> _Exercise instructions_: Reproduce the data below in full and exclude every picture.
▬▬▬▬▬▬▬▬▬▬
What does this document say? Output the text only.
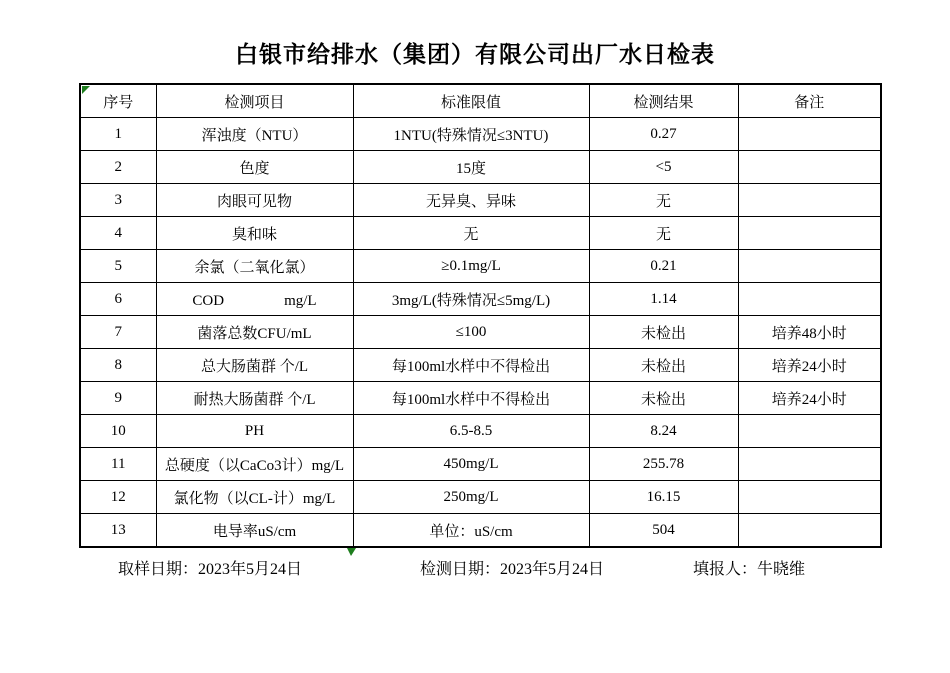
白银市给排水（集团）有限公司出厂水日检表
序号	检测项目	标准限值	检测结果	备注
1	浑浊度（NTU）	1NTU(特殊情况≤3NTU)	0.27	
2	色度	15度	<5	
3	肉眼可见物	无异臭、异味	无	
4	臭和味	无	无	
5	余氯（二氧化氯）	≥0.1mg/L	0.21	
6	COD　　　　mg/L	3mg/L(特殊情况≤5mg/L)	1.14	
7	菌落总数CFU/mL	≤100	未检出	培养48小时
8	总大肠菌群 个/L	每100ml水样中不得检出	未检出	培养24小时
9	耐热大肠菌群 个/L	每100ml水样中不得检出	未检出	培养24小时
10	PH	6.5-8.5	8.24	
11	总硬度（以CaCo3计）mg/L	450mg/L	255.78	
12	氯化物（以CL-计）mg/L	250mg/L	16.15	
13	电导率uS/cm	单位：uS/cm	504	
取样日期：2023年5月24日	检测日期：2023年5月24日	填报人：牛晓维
▬▬▬▬▬▬▬▬▬▬
> _Solution to this problem_:
What does this document say? Output the text only.
白银市给排水（集团）有限公司出厂水日检表
序号	检测项目	标准限值	检测结果	备注
1	浑浊度（NTU）	1NTU(特殊情况≤3NTU)	0.27	
2	色度	15度	<5	
3	肉眼可见物	无异臭、异味	无	
4	臭和味	无	无	
5	余氯（二氧化氯）	≥0.1mg/L	0.21	
6	COD　　　　mg/L	3mg/L(特殊情况≤5mg/L)	1.14	
7	菌落总数CFU/mL	≤100	未检出	培养48小时
8	总大肠菌群 个/L	每100ml水样中不得检出	未检出	培养24小时
9	耐热大肠菌群 个/L	每100ml水样中不得检出	未检出	培养24小时
10	PH	6.5-8.5	8.24	
11	总硬度（以CaCo3计）mg/L	450mg/L	255.78	
12	氯化物（以CL-计）mg/L	250mg/L	16.15	
13	电导率uS/cm	单位：uS/cm	504	
取样日期：2023年5月24日	检测日期：2023年5月24日	填报人：牛晓维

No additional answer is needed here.